# TEXTE FOURNI:
15.10.2019 - Médiatic

Rencontre avec Matthieu Fournier, présentateur de «Passe-moi les jumelles»

Matthieu Fournier à vélo dans le Jura © RTS/Laurent Bleuze

Ce trentenaire sportif, funambule des mots, raconte son job. Avec passion.

Après 4 ans passés comme journaliste reporter d’image (JRI) à Fribourg-Régions, Matthieu Fournier a eu envie de ralentir le rythme haletant de l’actu et a rejoint Passe-moi les jumelles. Le Valaisan ne pouvait rêver mieux, lui, le natif de Veysonnaz, initié gamin à l’alpinisme par un père guide de montagne. Sans dénaturer l’esprit contemplatif de PAJU, le présentateur lui a insufflé un nouvel élan, confirmé par les audiences qui ont grimpé parfois au-dessus des 40% de parts de marché.

Vous avez avalé 365 km et 9400 mètres de montées à travers l’itinéraire Jura Bike. Comment vous sentez-vous, le nez dans le guidon?

Hyper bien! Début septembre, on a enregistré les émissions 5, 6, 7, et 8. Là, je suis content du résultat. J’avais envie qu’on ressente les espaces immenses. Du Jura jurassien au Jura vaudois, une évolution toute douce se fait dans les paysages, les forêts qu’on rencontre. Il fallait montrer cela mais également la ville d’où démarre chaque étape. Trouver la recette pour combiner les deux n’a pas été facile. D’un point de vue narratif, la série sur les bivouacs de cet hiver était plus simple, le point d’arrivée étant obligatoire, on filmait le trajet.

# INFORMATIONS FOURNIES:
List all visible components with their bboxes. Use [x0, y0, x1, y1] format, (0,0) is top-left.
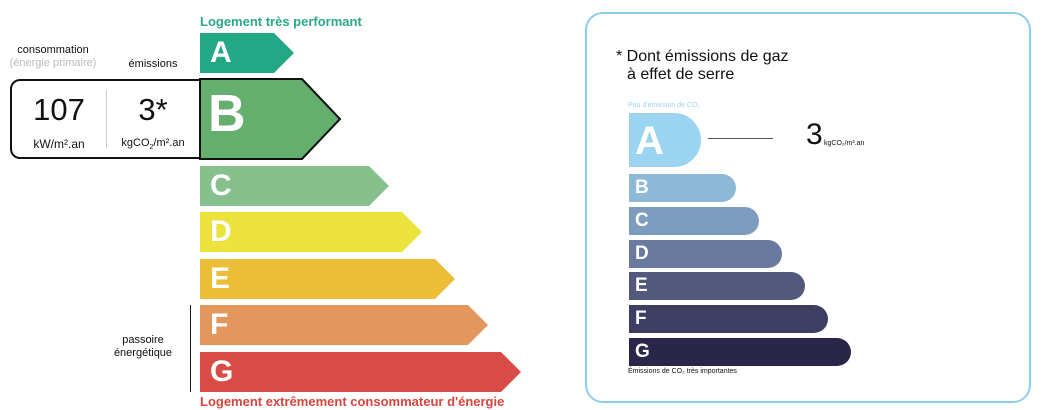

# CONSIGNES:
[1] Présentez sous forme de liste le paragraphe de l'entretien avec Matthieu Fournier qui commence par « Après 4 ans passés », en conservant ses faits principaux.
[2] Résumez l'entretien avec Matthieu Fournier en deux phrases.
[3] Reprenez l'entretien avec Matthieu Fournier à partir de sa dernière phrase.

# RÉPONSES FOURNIES:
[1]
- Après 4 ans comme journaliste reporter d'image (JRI) à Fribourg-Régions, Matthieu Fournier a voulu ralentir le rythme haletant de l'actualité et a rejoint Passe-moi les jumelles.
- Ce Valaisan, natif de Veysonnaz, a été initié enfant à l'alpinisme par son père, guide de montagne.
- Sans dénaturer l'esprit contemplatif de PAJU, il a donné un nouvel élan à l'émission.
- Les audiences ont parfois dépassé 40 % de parts de marché.

[2] Ancien journaliste reporter d'image à Fribourg-Régions, le Valaisan Matthieu Fournier a rejoint Passe-moi les jumelles, dont les audiences ont parfois dépassé 40 % de parts de marché. Après avoir parcouru les 365 km de l'itinéraire Jura Bike pour les émissions 5, 6, 7 et 8, il se dit content du résultat, même s'il n'a pas été facile de montrer à la fois les grands espaces et la ville de départ de chaque étape.

[3]
Avez-vous pédalé sur tout le parcours, sans tricher?

Oui! En juin, lors des repérages, j’ai fait 9 jours de vélo d’affilée. C’est indispensable d’avoir le ressenti de chaque étape si je dois en parler et écrire des textes à propos du vélo. J’envoyais des photos géolocalisées à Thibaut Kahlbacher, le réalisateur assistant qui m’accompagnait, sur ce qui semblait intéressant à montrer. Lui partait en voiture vérifier ce qui était faisable avec les équipes. Dans un second temps, lors du tournage avec le caméraman et preneur de son, il faut aller vite. Je fais de petits bouts à vélo et de gros trajets en voiture. Le caméraman est installé avec le trépied dans le coffre d’une voiture et moi, je pédale derrière…

Une caméra était-elle installée aussi sur votre casque?

Une première avait été fixée sur le guidon et une seconde sur le casque. Au rendu, ce sont des images à connotation très sportive, pour des reportages rythmés. Introduire des images qui tremblent, ce n’est pas dans l’esprit de PAJU. Elles serviront plutôt pour les réseaux sociaux.

PAJU a en effet donné un coup d’accélérateur sur les réseaux sociaux. Vous en avez le temps et les moyens?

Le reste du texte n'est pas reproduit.